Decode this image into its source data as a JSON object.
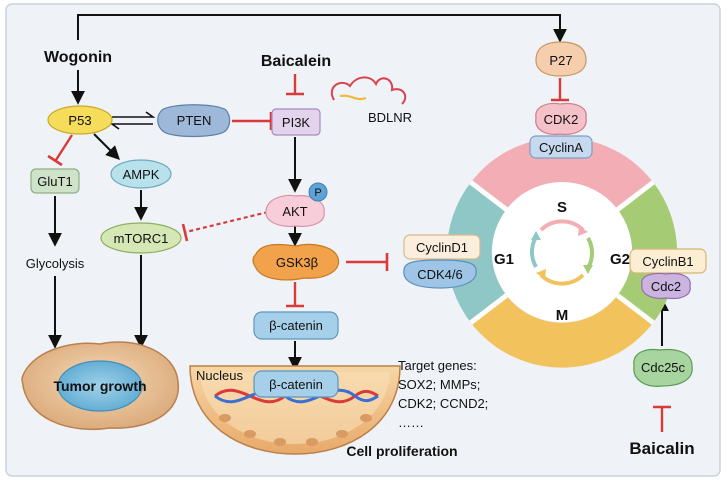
{
  "drugs": {
    "wogonin": "Wogonin",
    "baicalein": "Baicalein",
    "baicalin": "Baicalin"
  },
  "nodes": {
    "p53": "P53",
    "pten": "PTEN",
    "pi3k": "PI3K",
    "bdlnr": "BDLNR",
    "glut1": "GluT1",
    "ampk": "AMPK",
    "mtorc1": "mTORC1",
    "akt": "AKT",
    "p": "P",
    "gsk3b": "GSK3β",
    "bcatenin": "β-catenin",
    "bcatenin_nucleus": "β-catenin",
    "p27": "P27",
    "cdk2": "CDK2",
    "cyclina": "CyclinA",
    "cyclind1": "CyclinD1",
    "cdk46": "CDK4/6",
    "cyclinb1": "CyclinB1",
    "cdc2": "Cdc2",
    "cdc25c": "Cdc25c"
  },
  "labels": {
    "glycolysis": "Glycolysis",
    "tumor_growth": "Tumor growth",
    "nucleus": "Nucleus",
    "target_genes": [
      "Target genes:",
      "SOX2; MMPs;",
      "CDK2; CCND2;",
      "……"
    ],
    "cell_proliferation": "Cell proliferation"
  },
  "cycle": {
    "s": "S",
    "g1": "G1",
    "g2": "G2",
    "m": "M"
  },
  "colors": {
    "background": "#eff3f7",
    "activation_arrow": "#111111",
    "inhibition": "#d93a3a",
    "phase_s": "#f2aeb4",
    "phase_g1": "#8fc7c7",
    "phase_g2": "#a5cc74",
    "phase_m": "#f2c25c"
  }
}
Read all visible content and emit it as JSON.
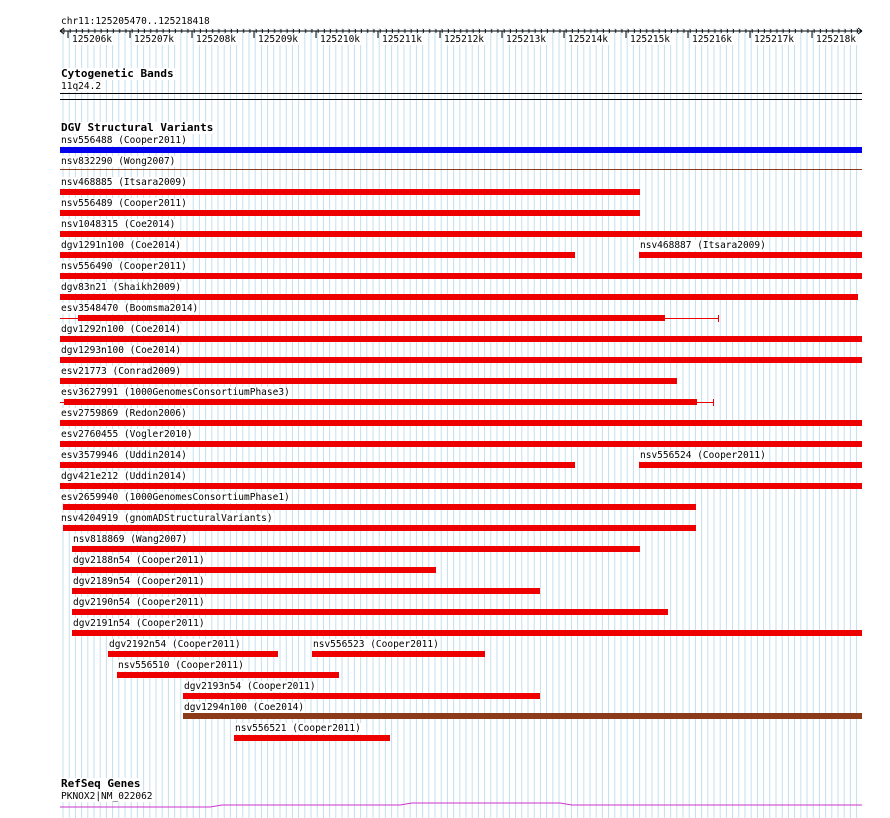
{
  "location": "chr11:125205470..125218418",
  "ruler_ticks": [
    "125206k",
    "125207k",
    "125208k",
    "125209k",
    "125210k",
    "125211k",
    "125212k",
    "125213k",
    "125214k",
    "125215k",
    "125216k",
    "125217k",
    "125218k"
  ],
  "cytoband": {
    "title": "Cytogenetic Bands",
    "band": "11q24.2"
  },
  "dgv": {
    "title": "DGV Structural Variants",
    "features": [
      {
        "label": "nsv556488 (Cooper2011)",
        "color": "#0000ee"
      },
      {
        "label": "nsv832290 (Wong2007)",
        "color": "#8b3a1a"
      },
      {
        "label": "nsv468885 (Itsara2009)",
        "color": "#ee0000"
      },
      {
        "label": "nsv556489 (Cooper2011)",
        "color": "#ee0000"
      },
      {
        "label": "nsv1048315 (Coe2014)",
        "color": "#ee0000"
      },
      {
        "label": "dgv1291n100 (Coe2014)",
        "color": "#ee0000"
      },
      {
        "label": "nsv468887 (Itsara2009)",
        "color": "#ee0000"
      },
      {
        "label": "nsv556490 (Cooper2011)",
        "color": "#ee0000"
      },
      {
        "label": "dgv83n21 (Shaikh2009)",
        "color": "#ee0000"
      },
      {
        "label": "esv3548470 (Boomsma2014)",
        "color": "#ee0000"
      },
      {
        "label": "dgv1292n100 (Coe2014)",
        "color": "#ee0000"
      },
      {
        "label": "dgv1293n100 (Coe2014)",
        "color": "#ee0000"
      },
      {
        "label": "esv21773 (Conrad2009)",
        "color": "#ee0000"
      },
      {
        "label": "esv3627991 (1000GenomesConsortiumPhase3)",
        "color": "#ee0000"
      },
      {
        "label": "esv2759869 (Redon2006)",
        "color": "#ee0000"
      },
      {
        "label": "esv2760455 (Vogler2010)",
        "color": "#ee0000"
      },
      {
        "label": "esv3579946 (Uddin2014)",
        "color": "#ee0000"
      },
      {
        "label": "nsv556524 (Cooper2011)",
        "color": "#ee0000"
      },
      {
        "label": "dgv421e212 (Uddin2014)",
        "color": "#ee0000"
      },
      {
        "label": "esv2659940 (1000GenomesConsortiumPhase1)",
        "color": "#ee0000"
      },
      {
        "label": "nsv4204919 (gnomADStructuralVariants)",
        "color": "#ee0000"
      },
      {
        "label": "nsv818869 (Wang2007)",
        "color": "#ee0000"
      },
      {
        "label": "dgv2188n54 (Cooper2011)",
        "color": "#ee0000"
      },
      {
        "label": "dgv2189n54 (Cooper2011)",
        "color": "#ee0000"
      },
      {
        "label": "dgv2190n54 (Cooper2011)",
        "color": "#ee0000"
      },
      {
        "label": "dgv2191n54 (Cooper2011)",
        "color": "#ee0000"
      },
      {
        "label": "dgv2192n54 (Cooper2011)",
        "color": "#ee0000"
      },
      {
        "label": "nsv556523 (Cooper2011)",
        "color": "#ee0000"
      },
      {
        "label": "nsv556510 (Cooper2011)",
        "color": "#ee0000"
      },
      {
        "label": "dgv2193n54 (Cooper2011)",
        "color": "#ee0000"
      },
      {
        "label": "dgv1294n100 (Coe2014)",
        "color": "#8b3a1a"
      },
      {
        "label": "nsv556521 (Cooper2011)",
        "color": "#ee0000"
      }
    ]
  },
  "refseq": {
    "title": "RefSeq Genes",
    "gene": "PKNOX2|NM_022062",
    "color": "#cc33cc"
  }
}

===

The task: Read the records above. Show each line that has the string "catenin".

Solution to this task:
    "bcatenin": "β-catenin",
    "bcatenin_nucleus": "β-catenin",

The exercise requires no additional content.